WHAT IS EXPECTED.
Check every line of the material below for "icon". Give the number of lines that have it, and only that.

---------- SUPPLIED RECORDS ----------

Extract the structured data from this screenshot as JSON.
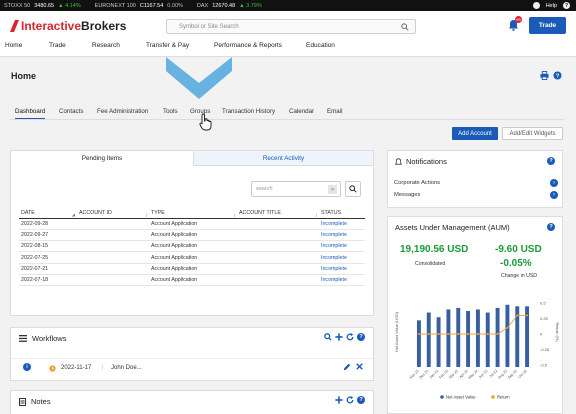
{
  "ticker": [
    {
      "name": "STOXX 50",
      "value": "3480.65",
      "change": "▲ 4.14%",
      "dir": "up"
    },
    {
      "name": "EURONEXT 100",
      "value": "C1167.54",
      "change": "0.00%",
      "dir": "flat"
    },
    {
      "name": "DAX",
      "value": "12670.48",
      "change": "▲ 3.79%",
      "dir": "up"
    }
  ],
  "topright": {
    "help_label": "Help"
  },
  "brand": {
    "part1": "Interactive",
    "part2": "Brokers"
  },
  "search": {
    "placeholder": "Symbol or Site Search"
  },
  "notifications_badge": "99",
  "trade_button": "Trade",
  "main_nav": [
    "Home",
    "Trade",
    "Research",
    "Transfer & Pay",
    "Performance & Reports",
    "Education"
  ],
  "page": {
    "title": "Home"
  },
  "sub_tabs": [
    "Dashboard",
    "Contacts",
    "Fee Administration",
    "Tools",
    "Groups",
    "Transaction History",
    "Calendar",
    "Email"
  ],
  "buttons": {
    "add_account": "Add Account",
    "edit_widgets": "Add/Edit Widgets"
  },
  "pending": {
    "tab_active": "Pending Items",
    "tab_other": "Recent Activity",
    "search_placeholder": "search",
    "columns": [
      "DATE",
      "ACCOUNT ID",
      "TYPE",
      "ACCOUNT TITLE",
      "STATUS"
    ],
    "rows": [
      {
        "date": "2022-09-28",
        "id": "",
        "type": "Account Application",
        "title": "",
        "status": "Incomplete"
      },
      {
        "date": "2022-09-27",
        "id": "",
        "type": "Account Application",
        "title": "",
        "status": "Incomplete"
      },
      {
        "date": "2022-08-15",
        "id": "",
        "type": "Account Application",
        "title": "",
        "status": "Incomplete"
      },
      {
        "date": "2022-07-25",
        "id": "",
        "type": "Account Application",
        "title": "",
        "status": "Incomplete"
      },
      {
        "date": "2022-07-21",
        "id": "",
        "type": "Account Application",
        "title": "",
        "status": "Incomplete"
      },
      {
        "date": "2022-07-18",
        "id": "",
        "type": "Account Application",
        "title": "",
        "status": "Incomplete"
      }
    ]
  },
  "workflows": {
    "title": "Workflows",
    "item": {
      "date": "2022-11-17",
      "separator": "|",
      "user": "John Doe..."
    }
  },
  "notes": {
    "title": "Notes"
  },
  "notifications": {
    "title": "Notifications",
    "items": [
      "Corporate Actions",
      "Messages"
    ]
  },
  "aum": {
    "title": "Assets Under Management (AUM)",
    "consolidated_value": "19,190.56 USD",
    "consolidated_label": "Consolidated",
    "change_value": "-9.60 USD",
    "change_pct": "-0.05%",
    "change_label": "Change in USD"
  },
  "chart_data": {
    "type": "bar",
    "categories": [
      "Nov 21",
      "Dec 21",
      "Jan 22",
      "Feb 22",
      "Mar 22",
      "Apr 22",
      "May 22",
      "Jun 22",
      "Jul 22",
      "Aug 22",
      "Sep 22",
      "Oct 22"
    ],
    "series": [
      {
        "name": "Net Asset Value",
        "values": [
          19100,
          19150,
          19120,
          19170,
          19180,
          19160,
          19170,
          19150,
          19180,
          19200,
          19190,
          19190
        ],
        "color": "#3a5fa0"
      },
      {
        "name": "Return",
        "values": [
          0.0,
          0.0,
          0.0,
          0.0,
          0.0,
          0.0,
          0.0,
          0.0,
          0.0,
          0.1,
          0.3,
          0.3
        ],
        "color": "#f0a030"
      }
    ],
    "ylabel": "Net Asset Value (USD)",
    "y2label": "Return (%)",
    "y2_ticks": [
      "0.5",
      "0.25",
      "0",
      "-0.25",
      "-0.5"
    ],
    "legend": "bottom"
  },
  "colors": {
    "accent": "#1a5bb8",
    "brand_red": "#d8262d",
    "positive": "#1a9a3a"
  }
}
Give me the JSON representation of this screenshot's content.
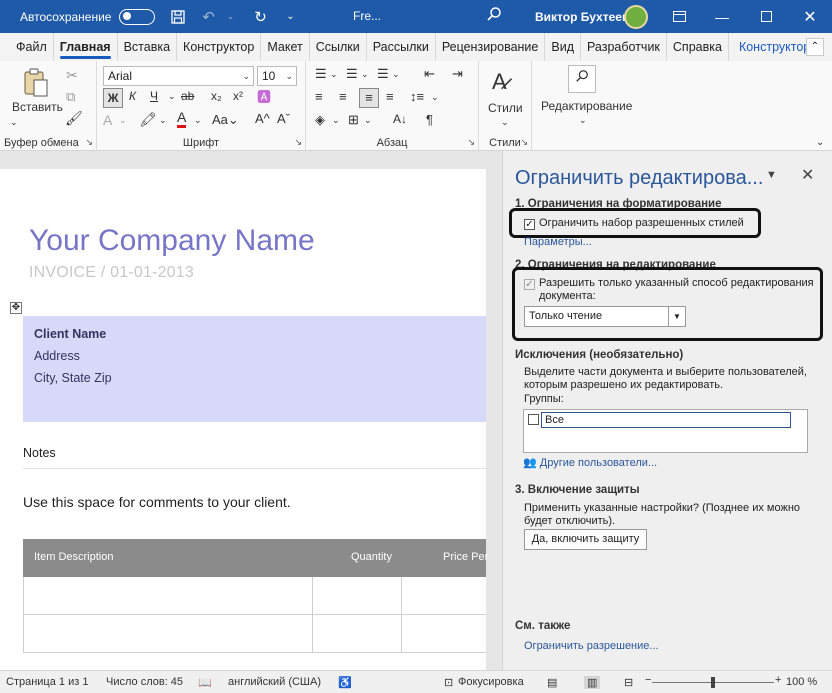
{
  "titlebar": {
    "autosave_label": "Автосохранение",
    "doc_title": "Fre...",
    "user_name": "Виктор Бухтеев"
  },
  "menu": {
    "tabs": [
      "Файл",
      "Главная",
      "Вставка",
      "Конструктор",
      "Макет",
      "Ссылки",
      "Рассылки",
      "Рецензирование",
      "Вид",
      "Разработчик",
      "Справка",
      "Конструктор"
    ],
    "active_tab": "Главная"
  },
  "ribbon": {
    "clipboard": {
      "paste_label": "Вставить",
      "group_label": "Буфер обмена"
    },
    "font": {
      "font_name": "Arial",
      "font_size": "10",
      "group_label": "Шрифт",
      "bold": "Ж",
      "italic": "К",
      "underline": "Ч"
    },
    "paragraph": {
      "group_label": "Абзац"
    },
    "styles": {
      "label": "Стили",
      "group_label": "Стили"
    },
    "editing": {
      "label": "Редактирование"
    }
  },
  "document": {
    "company_name": "Your Company Name",
    "invoice_line": "INVOICE / 01-01-2013",
    "client_name": "Client Name",
    "address": "Address",
    "city": "City, State Zip",
    "notes_label": "Notes",
    "comment_text": "Use this space for comments to your client.",
    "table_headers": [
      "Item Description",
      "Quantity",
      "Price Per"
    ]
  },
  "pane": {
    "title": "Ограничить редактирова...",
    "section1_title": "1. Ограничения на форматирование",
    "section1_checkbox": "Ограничить набор разрешенных стилей",
    "section1_link": "Параметры...",
    "section2_title": "2. Ограничения на редактирование",
    "section2_checkbox_line1": "Разрешить только указанный способ редактирования",
    "section2_checkbox_line2": "документа:",
    "section2_select": "Только чтение",
    "exceptions_title": "Исключения (необязательно)",
    "exceptions_desc_line1": "Выделите части документа и выберите пользователей,",
    "exceptions_desc_line2": "которым разрешено их редактировать.",
    "groups_label": "Группы:",
    "groups_entry": "Все",
    "other_users_link": "Другие пользователи...",
    "section3_title": "3. Включение защиты",
    "section3_desc_line1": "Применить указанные настройки? (Позднее их можно",
    "section3_desc_line2": "будет отключить).",
    "protect_button": "Да, включить защиту",
    "see_also_title": "См. также",
    "see_also_link": "Ограничить разрешение..."
  },
  "status": {
    "page": "Страница 1 из 1",
    "words": "Число слов: 45",
    "language": "английский (США)",
    "focus": "Фокусировка",
    "zoom": "100 %"
  },
  "colors": {
    "titlebar": "#1f5aa8",
    "accent": "#185abd",
    "company": "#7775c6",
    "client_box": "#d8d8f9",
    "table_header": "#8b8b8b"
  }
}
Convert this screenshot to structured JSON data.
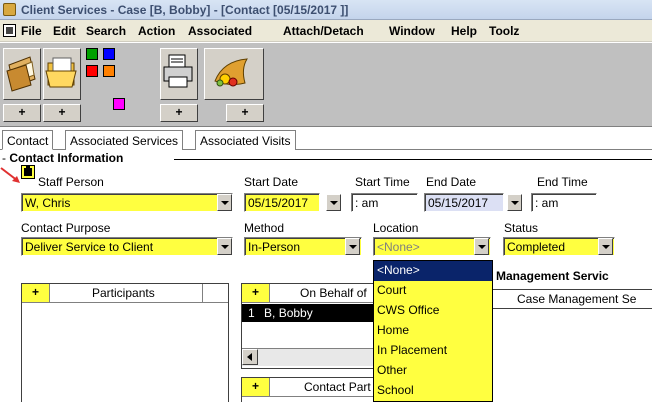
{
  "window": {
    "title": "Client Services - Case [B, Bobby] - [Contact [05/15/2017 ]]"
  },
  "menu": [
    "File",
    "Edit",
    "Search",
    "Action",
    "Associated",
    "Attach/Detach",
    "Window",
    "Help",
    "Toolz"
  ],
  "toolbar": {
    "plus": "+",
    "buttons": [
      "case-folder-icon",
      "open-folder-icon",
      "color-palette-icon",
      "printer-icon",
      "cornucopia-icon"
    ],
    "colors": [
      "#00a000",
      "#0000ff",
      "#ff0000",
      "#ff8000",
      "#ff00ff"
    ]
  },
  "tabs": [
    "Contact",
    "Associated Services",
    "Associated Visits"
  ],
  "section_title": "Contact Information",
  "form": {
    "staff_person_label": "Staff Person",
    "staff_person_value": "W, Chris",
    "start_date_label": "Start Date",
    "start_date_value": "05/15/2017",
    "start_time_label": "Start Time",
    "start_time_value": ": am",
    "end_date_label": "End Date",
    "end_date_value": "05/15/2017",
    "end_time_label": "End Time",
    "end_time_value": ": am",
    "contact_purpose_label": "Contact Purpose",
    "contact_purpose_value": "Deliver Service to Client",
    "method_label": "Method",
    "method_value": "In-Person",
    "location_label": "Location",
    "location_value": "<None>",
    "status_label": "Status",
    "status_value": "Completed"
  },
  "participants_grid": {
    "plus": "+",
    "header": "Participants"
  },
  "on_behalf_grid": {
    "plus": "+",
    "header": "On Behalf of",
    "rows": [
      {
        "num": "1",
        "name": "B, Bobby"
      }
    ]
  },
  "contact_part_grid": {
    "plus": "+",
    "header": "Contact Part"
  },
  "case_mgmt": {
    "title": "e Management Servic",
    "column": "Case Management Se"
  },
  "location_options": [
    "<None>",
    "Court",
    "CWS Office",
    "Home",
    "In Placement",
    "Other",
    "School"
  ],
  "colors": {
    "field_yellow": "#ffff40",
    "selection_blue": "#0a246a",
    "arrow_red": "#e03030"
  }
}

----------

TASK RESPONSE.
5